** START **
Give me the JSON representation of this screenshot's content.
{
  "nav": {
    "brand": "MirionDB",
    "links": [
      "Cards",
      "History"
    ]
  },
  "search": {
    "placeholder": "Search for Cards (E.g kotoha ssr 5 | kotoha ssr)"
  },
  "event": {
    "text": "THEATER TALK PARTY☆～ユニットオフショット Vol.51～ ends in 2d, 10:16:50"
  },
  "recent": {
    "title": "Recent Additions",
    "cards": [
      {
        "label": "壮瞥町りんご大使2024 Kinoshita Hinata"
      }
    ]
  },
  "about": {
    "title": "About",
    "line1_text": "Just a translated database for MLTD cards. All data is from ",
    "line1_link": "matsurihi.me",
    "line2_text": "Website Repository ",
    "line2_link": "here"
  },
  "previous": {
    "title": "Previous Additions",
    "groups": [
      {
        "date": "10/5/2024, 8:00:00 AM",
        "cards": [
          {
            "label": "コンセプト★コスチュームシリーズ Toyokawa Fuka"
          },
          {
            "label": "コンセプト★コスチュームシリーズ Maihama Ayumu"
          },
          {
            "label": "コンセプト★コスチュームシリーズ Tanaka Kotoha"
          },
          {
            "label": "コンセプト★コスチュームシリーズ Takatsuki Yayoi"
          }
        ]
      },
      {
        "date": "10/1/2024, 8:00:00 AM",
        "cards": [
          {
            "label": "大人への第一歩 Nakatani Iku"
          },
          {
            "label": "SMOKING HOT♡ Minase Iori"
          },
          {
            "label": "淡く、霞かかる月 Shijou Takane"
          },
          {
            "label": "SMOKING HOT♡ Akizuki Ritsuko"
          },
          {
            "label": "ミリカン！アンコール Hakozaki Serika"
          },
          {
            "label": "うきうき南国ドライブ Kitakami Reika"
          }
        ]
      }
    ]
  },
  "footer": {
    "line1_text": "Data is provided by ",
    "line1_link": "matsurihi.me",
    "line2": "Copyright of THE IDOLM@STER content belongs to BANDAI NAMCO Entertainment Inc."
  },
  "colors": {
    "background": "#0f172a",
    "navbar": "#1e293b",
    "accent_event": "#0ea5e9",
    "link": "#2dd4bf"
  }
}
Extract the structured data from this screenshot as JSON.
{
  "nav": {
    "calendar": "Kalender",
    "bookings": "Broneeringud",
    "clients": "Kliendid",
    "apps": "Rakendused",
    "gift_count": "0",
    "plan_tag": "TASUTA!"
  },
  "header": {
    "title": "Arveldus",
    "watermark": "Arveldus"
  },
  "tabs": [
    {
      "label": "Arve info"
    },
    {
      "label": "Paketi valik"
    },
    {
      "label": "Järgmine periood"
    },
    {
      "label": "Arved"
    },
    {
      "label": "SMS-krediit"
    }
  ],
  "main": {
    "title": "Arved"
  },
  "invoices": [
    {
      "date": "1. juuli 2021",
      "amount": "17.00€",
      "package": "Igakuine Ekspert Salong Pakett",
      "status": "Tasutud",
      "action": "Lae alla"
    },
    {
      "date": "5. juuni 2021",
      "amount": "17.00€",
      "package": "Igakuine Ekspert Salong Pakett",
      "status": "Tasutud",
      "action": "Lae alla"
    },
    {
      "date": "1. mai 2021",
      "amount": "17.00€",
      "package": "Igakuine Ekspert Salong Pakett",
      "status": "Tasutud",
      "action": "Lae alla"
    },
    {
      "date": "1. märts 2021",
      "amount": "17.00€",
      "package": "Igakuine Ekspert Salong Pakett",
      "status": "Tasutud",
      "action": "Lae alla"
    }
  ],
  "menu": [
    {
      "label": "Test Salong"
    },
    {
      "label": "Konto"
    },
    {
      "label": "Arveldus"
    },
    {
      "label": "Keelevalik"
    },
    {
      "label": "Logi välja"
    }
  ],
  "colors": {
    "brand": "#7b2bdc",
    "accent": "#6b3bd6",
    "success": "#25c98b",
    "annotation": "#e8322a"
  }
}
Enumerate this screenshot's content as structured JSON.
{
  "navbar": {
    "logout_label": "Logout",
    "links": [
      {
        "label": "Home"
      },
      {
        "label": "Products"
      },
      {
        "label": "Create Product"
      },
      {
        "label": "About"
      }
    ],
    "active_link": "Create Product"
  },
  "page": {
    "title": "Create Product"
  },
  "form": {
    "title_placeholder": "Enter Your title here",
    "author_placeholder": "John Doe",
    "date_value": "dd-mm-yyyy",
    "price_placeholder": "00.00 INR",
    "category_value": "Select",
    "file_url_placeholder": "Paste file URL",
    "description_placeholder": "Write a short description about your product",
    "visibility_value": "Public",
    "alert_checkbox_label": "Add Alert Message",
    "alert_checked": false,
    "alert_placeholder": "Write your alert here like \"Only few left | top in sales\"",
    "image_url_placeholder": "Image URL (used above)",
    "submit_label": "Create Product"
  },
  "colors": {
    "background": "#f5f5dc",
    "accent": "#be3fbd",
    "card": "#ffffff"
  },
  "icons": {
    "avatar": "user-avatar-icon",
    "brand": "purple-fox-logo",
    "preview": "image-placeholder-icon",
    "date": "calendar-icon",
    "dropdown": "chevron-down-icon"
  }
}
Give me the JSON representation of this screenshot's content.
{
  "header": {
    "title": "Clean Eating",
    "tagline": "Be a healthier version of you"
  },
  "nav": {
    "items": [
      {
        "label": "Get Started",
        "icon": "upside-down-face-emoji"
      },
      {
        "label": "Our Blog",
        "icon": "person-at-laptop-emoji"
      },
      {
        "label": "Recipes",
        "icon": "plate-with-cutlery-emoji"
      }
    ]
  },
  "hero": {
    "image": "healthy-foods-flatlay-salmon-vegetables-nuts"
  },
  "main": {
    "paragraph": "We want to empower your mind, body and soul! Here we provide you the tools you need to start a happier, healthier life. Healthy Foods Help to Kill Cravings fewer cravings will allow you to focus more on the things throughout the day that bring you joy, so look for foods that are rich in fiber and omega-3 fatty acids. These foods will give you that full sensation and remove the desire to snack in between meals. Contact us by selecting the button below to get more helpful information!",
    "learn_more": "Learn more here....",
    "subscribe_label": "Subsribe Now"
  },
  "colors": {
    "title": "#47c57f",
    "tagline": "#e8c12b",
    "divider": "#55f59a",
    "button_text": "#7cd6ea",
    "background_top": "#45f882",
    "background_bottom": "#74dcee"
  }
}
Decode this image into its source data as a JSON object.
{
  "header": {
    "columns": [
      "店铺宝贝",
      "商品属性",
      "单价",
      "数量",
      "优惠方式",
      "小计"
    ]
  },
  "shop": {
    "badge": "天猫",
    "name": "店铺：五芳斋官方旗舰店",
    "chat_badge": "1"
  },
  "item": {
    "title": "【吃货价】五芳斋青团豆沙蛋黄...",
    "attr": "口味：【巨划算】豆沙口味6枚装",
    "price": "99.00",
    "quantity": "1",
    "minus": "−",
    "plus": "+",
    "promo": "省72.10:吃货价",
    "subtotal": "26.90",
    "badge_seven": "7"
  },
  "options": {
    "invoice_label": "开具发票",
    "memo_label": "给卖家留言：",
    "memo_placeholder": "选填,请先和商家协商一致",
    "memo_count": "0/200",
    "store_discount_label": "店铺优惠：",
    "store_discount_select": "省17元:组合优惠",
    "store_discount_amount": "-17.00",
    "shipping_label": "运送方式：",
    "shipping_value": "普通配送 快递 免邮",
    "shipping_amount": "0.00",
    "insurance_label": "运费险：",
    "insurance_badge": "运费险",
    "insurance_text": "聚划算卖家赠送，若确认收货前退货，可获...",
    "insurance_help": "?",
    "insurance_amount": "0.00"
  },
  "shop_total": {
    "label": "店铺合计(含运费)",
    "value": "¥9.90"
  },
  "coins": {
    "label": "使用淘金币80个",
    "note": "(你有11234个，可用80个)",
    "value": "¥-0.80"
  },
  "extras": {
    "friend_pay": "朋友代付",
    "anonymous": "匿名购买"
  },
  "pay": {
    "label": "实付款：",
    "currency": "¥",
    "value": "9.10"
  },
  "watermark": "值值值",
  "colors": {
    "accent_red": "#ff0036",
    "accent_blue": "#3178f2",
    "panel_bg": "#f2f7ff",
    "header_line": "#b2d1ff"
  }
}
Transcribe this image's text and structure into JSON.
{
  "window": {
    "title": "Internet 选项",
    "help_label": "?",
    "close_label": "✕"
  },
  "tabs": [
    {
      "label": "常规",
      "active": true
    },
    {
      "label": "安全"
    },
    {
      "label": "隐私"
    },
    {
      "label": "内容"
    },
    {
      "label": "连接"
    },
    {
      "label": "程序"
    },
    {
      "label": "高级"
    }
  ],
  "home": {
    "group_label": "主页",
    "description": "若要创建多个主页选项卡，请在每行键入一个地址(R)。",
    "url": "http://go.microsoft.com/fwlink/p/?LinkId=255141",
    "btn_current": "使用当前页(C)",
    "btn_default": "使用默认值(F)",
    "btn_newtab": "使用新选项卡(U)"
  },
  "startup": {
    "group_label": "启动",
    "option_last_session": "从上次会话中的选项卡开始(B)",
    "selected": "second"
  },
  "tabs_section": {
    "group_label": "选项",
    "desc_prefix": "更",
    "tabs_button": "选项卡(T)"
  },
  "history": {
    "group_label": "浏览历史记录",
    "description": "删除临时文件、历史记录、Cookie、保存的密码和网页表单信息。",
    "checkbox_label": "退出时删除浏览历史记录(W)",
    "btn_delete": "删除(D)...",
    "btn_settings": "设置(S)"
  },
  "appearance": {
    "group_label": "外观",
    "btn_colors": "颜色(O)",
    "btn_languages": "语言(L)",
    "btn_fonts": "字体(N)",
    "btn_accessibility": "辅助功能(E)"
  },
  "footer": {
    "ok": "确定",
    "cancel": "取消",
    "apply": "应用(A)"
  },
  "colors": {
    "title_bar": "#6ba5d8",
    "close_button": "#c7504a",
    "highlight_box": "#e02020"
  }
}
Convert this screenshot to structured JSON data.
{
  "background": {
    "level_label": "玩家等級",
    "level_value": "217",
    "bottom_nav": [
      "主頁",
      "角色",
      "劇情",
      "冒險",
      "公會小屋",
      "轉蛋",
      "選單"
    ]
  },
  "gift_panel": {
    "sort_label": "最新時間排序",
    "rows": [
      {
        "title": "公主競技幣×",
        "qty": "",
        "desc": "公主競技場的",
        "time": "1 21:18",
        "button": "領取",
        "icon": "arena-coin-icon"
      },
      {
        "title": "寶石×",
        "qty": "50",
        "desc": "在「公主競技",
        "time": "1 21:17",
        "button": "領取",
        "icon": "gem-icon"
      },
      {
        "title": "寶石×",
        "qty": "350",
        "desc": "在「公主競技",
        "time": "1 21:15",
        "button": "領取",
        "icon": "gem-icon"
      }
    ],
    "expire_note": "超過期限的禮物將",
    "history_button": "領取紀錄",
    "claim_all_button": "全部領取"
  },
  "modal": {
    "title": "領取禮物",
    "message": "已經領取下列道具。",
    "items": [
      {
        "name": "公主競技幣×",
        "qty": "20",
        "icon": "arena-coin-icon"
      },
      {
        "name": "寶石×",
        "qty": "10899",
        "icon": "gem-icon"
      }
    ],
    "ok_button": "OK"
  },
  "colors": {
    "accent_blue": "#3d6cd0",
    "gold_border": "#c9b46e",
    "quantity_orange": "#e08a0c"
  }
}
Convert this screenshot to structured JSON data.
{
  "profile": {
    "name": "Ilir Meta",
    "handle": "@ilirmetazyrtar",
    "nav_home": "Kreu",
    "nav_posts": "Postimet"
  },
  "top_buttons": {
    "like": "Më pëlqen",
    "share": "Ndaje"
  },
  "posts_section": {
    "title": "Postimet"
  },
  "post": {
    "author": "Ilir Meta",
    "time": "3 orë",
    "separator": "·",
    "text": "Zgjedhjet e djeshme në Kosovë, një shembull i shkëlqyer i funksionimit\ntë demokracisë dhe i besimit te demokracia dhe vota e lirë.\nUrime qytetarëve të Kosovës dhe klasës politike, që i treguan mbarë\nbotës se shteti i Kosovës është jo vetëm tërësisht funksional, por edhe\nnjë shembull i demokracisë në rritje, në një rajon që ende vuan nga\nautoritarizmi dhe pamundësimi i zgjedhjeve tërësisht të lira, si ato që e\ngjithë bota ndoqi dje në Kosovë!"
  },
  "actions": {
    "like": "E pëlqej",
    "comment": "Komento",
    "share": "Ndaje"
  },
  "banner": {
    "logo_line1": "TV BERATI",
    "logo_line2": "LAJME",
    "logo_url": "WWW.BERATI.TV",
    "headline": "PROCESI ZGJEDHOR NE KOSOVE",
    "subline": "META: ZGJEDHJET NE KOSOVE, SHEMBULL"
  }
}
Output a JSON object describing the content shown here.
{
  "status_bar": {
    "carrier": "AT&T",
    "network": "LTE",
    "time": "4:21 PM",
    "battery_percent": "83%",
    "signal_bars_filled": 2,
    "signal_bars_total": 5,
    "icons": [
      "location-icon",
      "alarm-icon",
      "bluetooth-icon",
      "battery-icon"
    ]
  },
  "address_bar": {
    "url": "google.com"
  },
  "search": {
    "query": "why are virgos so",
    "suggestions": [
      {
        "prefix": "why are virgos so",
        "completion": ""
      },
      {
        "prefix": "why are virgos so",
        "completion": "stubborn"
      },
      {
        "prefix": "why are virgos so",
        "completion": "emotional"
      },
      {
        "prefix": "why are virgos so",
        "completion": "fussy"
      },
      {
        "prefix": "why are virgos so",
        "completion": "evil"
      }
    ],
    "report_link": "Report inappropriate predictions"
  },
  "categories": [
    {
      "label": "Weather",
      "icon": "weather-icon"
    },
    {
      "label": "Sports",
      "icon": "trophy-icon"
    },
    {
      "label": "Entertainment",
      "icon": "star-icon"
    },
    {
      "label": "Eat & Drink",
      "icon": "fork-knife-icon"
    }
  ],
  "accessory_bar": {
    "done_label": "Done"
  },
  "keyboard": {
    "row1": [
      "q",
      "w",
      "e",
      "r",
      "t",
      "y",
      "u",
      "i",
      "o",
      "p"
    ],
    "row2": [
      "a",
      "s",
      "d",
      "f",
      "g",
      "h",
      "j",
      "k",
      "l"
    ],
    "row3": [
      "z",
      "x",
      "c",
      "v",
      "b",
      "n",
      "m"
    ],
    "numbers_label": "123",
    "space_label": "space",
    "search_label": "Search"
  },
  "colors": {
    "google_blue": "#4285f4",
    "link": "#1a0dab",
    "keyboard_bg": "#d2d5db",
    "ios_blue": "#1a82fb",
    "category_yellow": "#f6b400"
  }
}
** END **
▶ _WHAT IS REQUIRED_
Using the listing above, pick out each line that contains the word "content", then copy it.

▶ _ANSWER TO THE PROBLEM_
Give me the JSON representation of this screenshot's content.
    "line2": "Copyright of THE IDOLM@STER content belongs to BANDAI NAMCO Entertainment Inc."
Enumerate this screenshot's content as structured JSON.
Give me the JSON representation of this screenshot's content.
Output a JSON object describing the content shown here.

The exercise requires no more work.